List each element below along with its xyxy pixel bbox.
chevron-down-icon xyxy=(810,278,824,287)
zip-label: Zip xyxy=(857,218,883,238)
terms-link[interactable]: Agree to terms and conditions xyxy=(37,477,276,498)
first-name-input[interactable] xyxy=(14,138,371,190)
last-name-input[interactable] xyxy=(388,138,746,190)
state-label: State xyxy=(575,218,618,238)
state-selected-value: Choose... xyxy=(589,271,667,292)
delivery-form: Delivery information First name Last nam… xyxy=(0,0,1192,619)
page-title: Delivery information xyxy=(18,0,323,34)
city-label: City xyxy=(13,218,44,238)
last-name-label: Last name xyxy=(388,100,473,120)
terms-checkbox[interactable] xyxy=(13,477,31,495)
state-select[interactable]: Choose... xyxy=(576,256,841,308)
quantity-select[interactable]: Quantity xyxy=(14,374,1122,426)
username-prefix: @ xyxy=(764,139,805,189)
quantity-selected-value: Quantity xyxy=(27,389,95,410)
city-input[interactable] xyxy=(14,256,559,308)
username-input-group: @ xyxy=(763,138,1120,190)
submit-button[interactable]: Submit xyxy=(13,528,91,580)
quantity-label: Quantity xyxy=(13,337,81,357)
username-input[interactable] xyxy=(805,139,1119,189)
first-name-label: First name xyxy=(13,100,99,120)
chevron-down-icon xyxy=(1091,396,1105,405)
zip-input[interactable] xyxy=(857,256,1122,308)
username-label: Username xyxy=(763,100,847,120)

━━━━━━━━━━

▸ TO BE DONE:
Convert every line of the material above into a JSON list of strings, one string per line, leaving out any blank lines.

▸ OUTPUT FOR THIS TASK:
[
  "List each element below along with its xyxy pixel bbox.",
  "chevron-down-icon xyxy=(810,278,824,287)",
  "zip-label: Zip xyxy=(857,218,883,238)",
  "terms-link[interactable]: Agree to terms and conditions xyxy=(37,477,276,498)",
  "first-name-input[interactable] xyxy=(14,138,371,190)",
  "last-name-input[interactable] xyxy=(388,138,746,190)",
  "state-label: State xyxy=(575,218,618,238)",
  "state-selected-value: Choose... xyxy=(589,271,667,292)",
  "delivery-form: Delivery information First name Last nam… xyxy=(0,0,1192,619)",
  "page-title: Delivery information xyxy=(18,0,323,34)",
  "city-label: City xyxy=(13,218,44,238)",
  "last-name-label: Last name xyxy=(388,100,473,120)",
  "terms-checkbox[interactable] xyxy=(13,477,31,495)",
  "state-select[interactable]: Choose... xyxy=(576,256,841,308)",
  "quantity-select[interactable]: Quantity xyxy=(14,374,1122,426)",
  "username-prefix: @ xyxy=(764,139,805,189)",
  "quantity-selected-value: Quantity xyxy=(27,389,95,410)",
  "city-input[interactable] xyxy=(14,256,559,308)",
  "username-input-group: @ xyxy=(763,138,1120,190)",
  "submit-button[interactable]: Submit xyxy=(13,528,91,580)",
  "quantity-label: Quantity xyxy=(13,337,81,357)",
  "username-input[interactable] xyxy=(805,139,1119,189)",
  "first-name-label: First name xyxy=(13,100,99,120)",
  "chevron-down-icon xyxy=(1091,396,1105,405)",
  "zip-input[interactable] xyxy=(857,256,1122,308)",
  "username-label: Username xyxy=(763,100,847,120)"
]